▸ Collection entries
○ ○ ○ ○ ○ ○ ○
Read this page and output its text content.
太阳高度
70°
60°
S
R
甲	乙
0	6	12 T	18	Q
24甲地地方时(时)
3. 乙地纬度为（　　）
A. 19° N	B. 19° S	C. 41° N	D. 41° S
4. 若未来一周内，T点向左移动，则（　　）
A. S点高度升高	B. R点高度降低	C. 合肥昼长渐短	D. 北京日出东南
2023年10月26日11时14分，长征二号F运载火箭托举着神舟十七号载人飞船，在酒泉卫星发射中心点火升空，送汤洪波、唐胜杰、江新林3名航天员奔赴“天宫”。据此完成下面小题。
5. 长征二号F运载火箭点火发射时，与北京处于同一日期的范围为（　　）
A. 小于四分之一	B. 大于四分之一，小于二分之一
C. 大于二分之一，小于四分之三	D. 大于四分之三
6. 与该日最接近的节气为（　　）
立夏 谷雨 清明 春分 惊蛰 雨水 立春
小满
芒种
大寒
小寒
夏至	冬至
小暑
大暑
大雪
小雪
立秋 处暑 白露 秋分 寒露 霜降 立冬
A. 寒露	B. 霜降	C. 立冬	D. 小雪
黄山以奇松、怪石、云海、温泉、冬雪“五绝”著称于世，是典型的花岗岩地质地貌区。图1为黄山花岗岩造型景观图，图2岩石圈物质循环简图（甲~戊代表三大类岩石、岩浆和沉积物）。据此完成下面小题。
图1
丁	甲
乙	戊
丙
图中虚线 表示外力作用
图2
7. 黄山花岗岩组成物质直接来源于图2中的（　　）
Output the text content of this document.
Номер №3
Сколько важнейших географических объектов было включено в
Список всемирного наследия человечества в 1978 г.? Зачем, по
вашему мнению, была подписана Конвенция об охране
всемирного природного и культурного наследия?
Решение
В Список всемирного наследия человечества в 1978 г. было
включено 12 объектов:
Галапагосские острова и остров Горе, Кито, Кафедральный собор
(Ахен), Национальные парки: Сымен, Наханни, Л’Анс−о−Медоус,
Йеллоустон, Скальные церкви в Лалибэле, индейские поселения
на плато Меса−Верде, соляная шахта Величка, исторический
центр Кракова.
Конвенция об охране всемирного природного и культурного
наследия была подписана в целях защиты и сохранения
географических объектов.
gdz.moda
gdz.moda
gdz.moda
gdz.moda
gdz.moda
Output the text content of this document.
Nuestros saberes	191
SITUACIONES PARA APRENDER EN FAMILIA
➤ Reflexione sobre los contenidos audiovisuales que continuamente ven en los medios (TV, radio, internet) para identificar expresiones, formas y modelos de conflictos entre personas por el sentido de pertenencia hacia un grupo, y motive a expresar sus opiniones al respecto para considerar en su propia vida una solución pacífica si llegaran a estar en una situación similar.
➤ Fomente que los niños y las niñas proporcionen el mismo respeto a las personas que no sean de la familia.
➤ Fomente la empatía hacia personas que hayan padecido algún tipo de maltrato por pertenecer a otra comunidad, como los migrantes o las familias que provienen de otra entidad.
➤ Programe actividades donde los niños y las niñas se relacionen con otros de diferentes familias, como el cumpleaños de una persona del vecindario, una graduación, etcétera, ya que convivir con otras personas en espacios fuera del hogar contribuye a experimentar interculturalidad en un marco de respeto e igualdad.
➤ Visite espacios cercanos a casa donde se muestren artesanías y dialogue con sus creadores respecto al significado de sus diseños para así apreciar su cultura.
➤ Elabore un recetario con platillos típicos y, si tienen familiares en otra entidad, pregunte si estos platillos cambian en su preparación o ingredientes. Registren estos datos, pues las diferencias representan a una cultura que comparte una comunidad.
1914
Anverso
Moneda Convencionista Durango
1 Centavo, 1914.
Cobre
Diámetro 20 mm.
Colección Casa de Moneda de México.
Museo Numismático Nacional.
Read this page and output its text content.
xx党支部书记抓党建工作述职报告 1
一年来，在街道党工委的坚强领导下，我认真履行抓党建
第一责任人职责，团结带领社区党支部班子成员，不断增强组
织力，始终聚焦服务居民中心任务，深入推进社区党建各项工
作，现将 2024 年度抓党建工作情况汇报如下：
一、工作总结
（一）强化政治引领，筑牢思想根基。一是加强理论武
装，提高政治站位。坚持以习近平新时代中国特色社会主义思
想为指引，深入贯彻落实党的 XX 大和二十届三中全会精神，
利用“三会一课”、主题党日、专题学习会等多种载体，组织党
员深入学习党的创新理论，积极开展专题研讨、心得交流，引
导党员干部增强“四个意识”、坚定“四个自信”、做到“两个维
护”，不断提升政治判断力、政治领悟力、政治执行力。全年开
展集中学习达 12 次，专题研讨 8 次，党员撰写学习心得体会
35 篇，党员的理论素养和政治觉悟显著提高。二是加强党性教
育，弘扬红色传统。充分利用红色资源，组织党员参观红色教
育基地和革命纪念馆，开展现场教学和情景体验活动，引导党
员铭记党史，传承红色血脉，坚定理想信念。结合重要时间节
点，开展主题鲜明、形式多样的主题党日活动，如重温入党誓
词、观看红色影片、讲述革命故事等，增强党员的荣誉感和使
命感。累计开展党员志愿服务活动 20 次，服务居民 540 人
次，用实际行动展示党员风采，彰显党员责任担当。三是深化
○ ○ ○ ○ ○ ○ ○
▸ EXERCISE TASK
Each record above must be given again exactly.

▸ SOLUTION TO THE EXERCISE
Read this page and output its text content.
太阳高度
70°
60°
S
R
甲	乙
0	6	12 T	18	Q
24甲地地方时(时)
3. 乙地纬度为（　　）
A. 19° N	B. 19° S	C. 41° N	D. 41° S
4. 若未来一周内，T点向左移动，则（　　）
A. S点高度升高	B. R点高度降低	C. 合肥昼长渐短	D. 北京日出东南
2023年10月26日11时14分，长征二号F运载火箭托举着神舟十七号载人飞船，在酒泉卫星发射中心点火升空，送汤洪波、唐胜杰、江新林3名航天员奔赴“天宫”。据此完成下面小题。
5. 长征二号F运载火箭点火发射时，与北京处于同一日期的范围为（　　）
A. 小于四分之一	B. 大于四分之一，小于二分之一
C. 大于二分之一，小于四分之三	D. 大于四分之三
6. 与该日最接近的节气为（　　）
立夏 谷雨 清明 春分 惊蛰 雨水 立春
小满
芒种
大寒
小寒
夏至	冬至
小暑
大暑
大雪
小雪
立秋 处暑 白露 秋分 寒露 霜降 立冬
A. 寒露	B. 霜降	C. 立冬	D. 小雪
黄山以奇松、怪石、云海、温泉、冬雪“五绝”著称于世，是典型的花岗岩地质地貌区。图1为黄山花岗岩造型景观图，图2岩石圈物质循环简图（甲~戊代表三大类岩石、岩浆和沉积物）。据此完成下面小题。
图1
丁	甲
乙	戊
丙
图中虚线 表示外力作用
图2
7. 黄山花岗岩组成物质直接来源于图2中的（　　）
Output the text content of this document.
Номер №3
Сколько важнейших географических объектов было включено в
Список всемирного наследия человечества в 1978 г.? Зачем, по
вашему мнению, была подписана Конвенция об охране
всемирного природного и культурного наследия?
Решение
В Список всемирного наследия человечества в 1978 г. было
включено 12 объектов:
Галапагосские острова и остров Горе, Кито, Кафедральный собор
(Ахен), Национальные парки: Сымен, Наханни, Л’Анс−о−Медоус,
Йеллоустон, Скальные церкви в Лалибэле, индейские поселения
на плато Меса−Верде, соляная шахта Величка, исторический
центр Кракова.
Конвенция об охране всемирного природного и культурного
наследия была подписана в целях защиты и сохранения
географических объектов.
gdz.moda
gdz.moda
gdz.moda
gdz.moda
gdz.moda
Output the text content of this document.
Nuestros saberes	191
SITUACIONES PARA APRENDER EN FAMILIA
➤ Reflexione sobre los contenidos audiovisuales que continuamente ven en los medios (TV, radio, internet) para identificar expresiones, formas y modelos de conflictos entre personas por el sentido de pertenencia hacia un grupo, y motive a expresar sus opiniones al respecto para considerar en su propia vida una solución pacífica si llegaran a estar en una situación similar.
➤ Fomente que los niños y las niñas proporcionen el mismo respeto a las personas que no sean de la familia.
➤ Fomente la empatía hacia personas que hayan padecido algún tipo de maltrato por pertenecer a otra comunidad, como los migrantes o las familias que provienen de otra entidad.
➤ Programe actividades donde los niños y las niñas se relacionen con otros de diferentes familias, como el cumpleaños de una persona del vecindario, una graduación, etcétera, ya que convivir con otras personas en espacios fuera del hogar contribuye a experimentar interculturalidad en un marco de respeto e igualdad.
➤ Visite espacios cercanos a casa donde se muestren artesanías y dialogue con sus creadores respecto al significado de sus diseños para así apreciar su cultura.
➤ Elabore un recetario con platillos típicos y, si tienen familiares en otra entidad, pregunte si estos platillos cambian en su preparación o ingredientes. Registren estos datos, pues las diferencias representan a una cultura que comparte una comunidad.
1914
Anverso
Moneda Convencionista Durango
1 Centavo, 1914.
Cobre
Diámetro 20 mm.
Colección Casa de Moneda de México.
Museo Numismático Nacional.
Read this page and output its text content.
xx党支部书记抓党建工作述职报告 1
一年来，在街道党工委的坚强领导下，我认真履行抓党建
第一责任人职责，团结带领社区党支部班子成员，不断增强组
织力，始终聚焦服务居民中心任务，深入推进社区党建各项工
作，现将 2024 年度抓党建工作情况汇报如下：
一、工作总结
（一）强化政治引领，筑牢思想根基。一是加强理论武
装，提高政治站位。坚持以习近平新时代中国特色社会主义思
想为指引，深入贯彻落实党的 XX 大和二十届三中全会精神，
利用“三会一课”、主题党日、专题学习会等多种载体，组织党
员深入学习党的创新理论，积极开展专题研讨、心得交流，引
导党员干部增强“四个意识”、坚定“四个自信”、做到“两个维
护”，不断提升政治判断力、政治领悟力、政治执行力。全年开
展集中学习达 12 次，专题研讨 8 次，党员撰写学习心得体会
35 篇，党员的理论素养和政治觉悟显著提高。二是加强党性教
育，弘扬红色传统。充分利用红色资源，组织党员参观红色教
育基地和革命纪念馆，开展现场教学和情景体验活动，引导党
员铭记党史，传承红色血脉，坚定理想信念。结合重要时间节
点，开展主题鲜明、形式多样的主题党日活动，如重温入党誓
词、观看红色影片、讲述革命故事等，增强党员的荣誉感和使
命感。累计开展党员志愿服务活动 20 次，服务居民 540 人
次，用实际行动展示党员风采，彰显党员责任担当。三是深化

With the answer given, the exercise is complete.